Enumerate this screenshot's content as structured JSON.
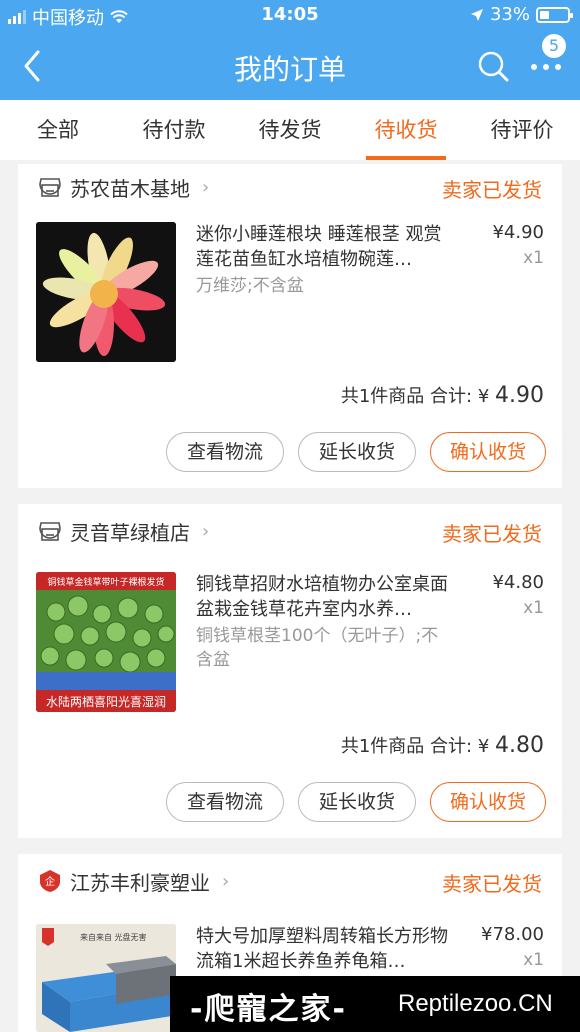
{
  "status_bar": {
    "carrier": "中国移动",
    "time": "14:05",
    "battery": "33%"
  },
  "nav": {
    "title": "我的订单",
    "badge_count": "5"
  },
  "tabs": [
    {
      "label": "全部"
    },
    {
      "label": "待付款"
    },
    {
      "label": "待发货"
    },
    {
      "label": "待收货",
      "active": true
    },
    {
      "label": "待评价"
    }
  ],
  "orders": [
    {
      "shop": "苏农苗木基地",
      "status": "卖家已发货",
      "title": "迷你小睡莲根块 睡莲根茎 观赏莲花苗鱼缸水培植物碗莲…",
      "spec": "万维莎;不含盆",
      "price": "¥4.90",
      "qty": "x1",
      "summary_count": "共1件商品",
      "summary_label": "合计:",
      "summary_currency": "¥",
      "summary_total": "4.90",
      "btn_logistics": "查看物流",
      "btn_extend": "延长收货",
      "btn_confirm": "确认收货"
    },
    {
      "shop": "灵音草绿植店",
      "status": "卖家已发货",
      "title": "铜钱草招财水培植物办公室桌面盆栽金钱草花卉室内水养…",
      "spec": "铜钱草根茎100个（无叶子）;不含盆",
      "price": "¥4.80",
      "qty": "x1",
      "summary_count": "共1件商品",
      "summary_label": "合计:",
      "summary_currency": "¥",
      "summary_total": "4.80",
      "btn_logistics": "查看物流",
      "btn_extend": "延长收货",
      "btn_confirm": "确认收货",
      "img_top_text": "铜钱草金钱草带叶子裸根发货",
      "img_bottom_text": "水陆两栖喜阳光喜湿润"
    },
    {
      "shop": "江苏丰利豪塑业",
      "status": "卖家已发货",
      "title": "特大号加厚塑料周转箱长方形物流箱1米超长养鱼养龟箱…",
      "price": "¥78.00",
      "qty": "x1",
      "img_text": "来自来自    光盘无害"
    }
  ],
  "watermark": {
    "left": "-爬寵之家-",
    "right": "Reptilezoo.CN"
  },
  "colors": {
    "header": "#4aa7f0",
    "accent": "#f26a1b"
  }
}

───

Brief: Quote each entry above verbatim and drop the pictures.

Task result:
Enumerate this screenshot's content as structured JSON.
{
  "status_bar": {
    "carrier": "中国移动",
    "time": "14:05",
    "battery": "33%"
  },
  "nav": {
    "title": "我的订单",
    "badge_count": "5"
  },
  "tabs": [
    {
      "label": "全部"
    },
    {
      "label": "待付款"
    },
    {
      "label": "待发货"
    },
    {
      "label": "待收货",
      "active": true
    },
    {
      "label": "待评价"
    }
  ],
  "orders": [
    {
      "shop": "苏农苗木基地",
      "status": "卖家已发货",
      "title": "迷你小睡莲根块 睡莲根茎 观赏莲花苗鱼缸水培植物碗莲…",
      "spec": "万维莎;不含盆",
      "price": "¥4.90",
      "qty": "x1",
      "summary_count": "共1件商品",
      "summary_label": "合计:",
      "summary_currency": "¥",
      "summary_total": "4.90",
      "btn_logistics": "查看物流",
      "btn_extend": "延长收货",
      "btn_confirm": "确认收货"
    },
    {
      "shop": "灵音草绿植店",
      "status": "卖家已发货",
      "title": "铜钱草招财水培植物办公室桌面盆栽金钱草花卉室内水养…",
      "spec": "铜钱草根茎100个（无叶子）;不含盆",
      "price": "¥4.80",
      "qty": "x1",
      "summary_count": "共1件商品",
      "summary_label": "合计:",
      "summary_currency": "¥",
      "summary_total": "4.80",
      "btn_logistics": "查看物流",
      "btn_extend": "延长收货",
      "btn_confirm": "确认收货",
      "img_top_text": "铜钱草金钱草带叶子裸根发货",
      "img_bottom_text": "水陆两栖喜阳光喜湿润"
    },
    {
      "shop": "江苏丰利豪塑业",
      "status": "卖家已发货",
      "title": "特大号加厚塑料周转箱长方形物流箱1米超长养鱼养龟箱…",
      "price": "¥78.00",
      "qty": "x1",
      "img_text": "来自来自    光盘无害"
    }
  ],
  "watermark": {
    "left": "-爬寵之家-",
    "right": "Reptilezoo.CN"
  },
  "colors": {
    "header": "#4aa7f0",
    "accent": "#f26a1b"
  }
}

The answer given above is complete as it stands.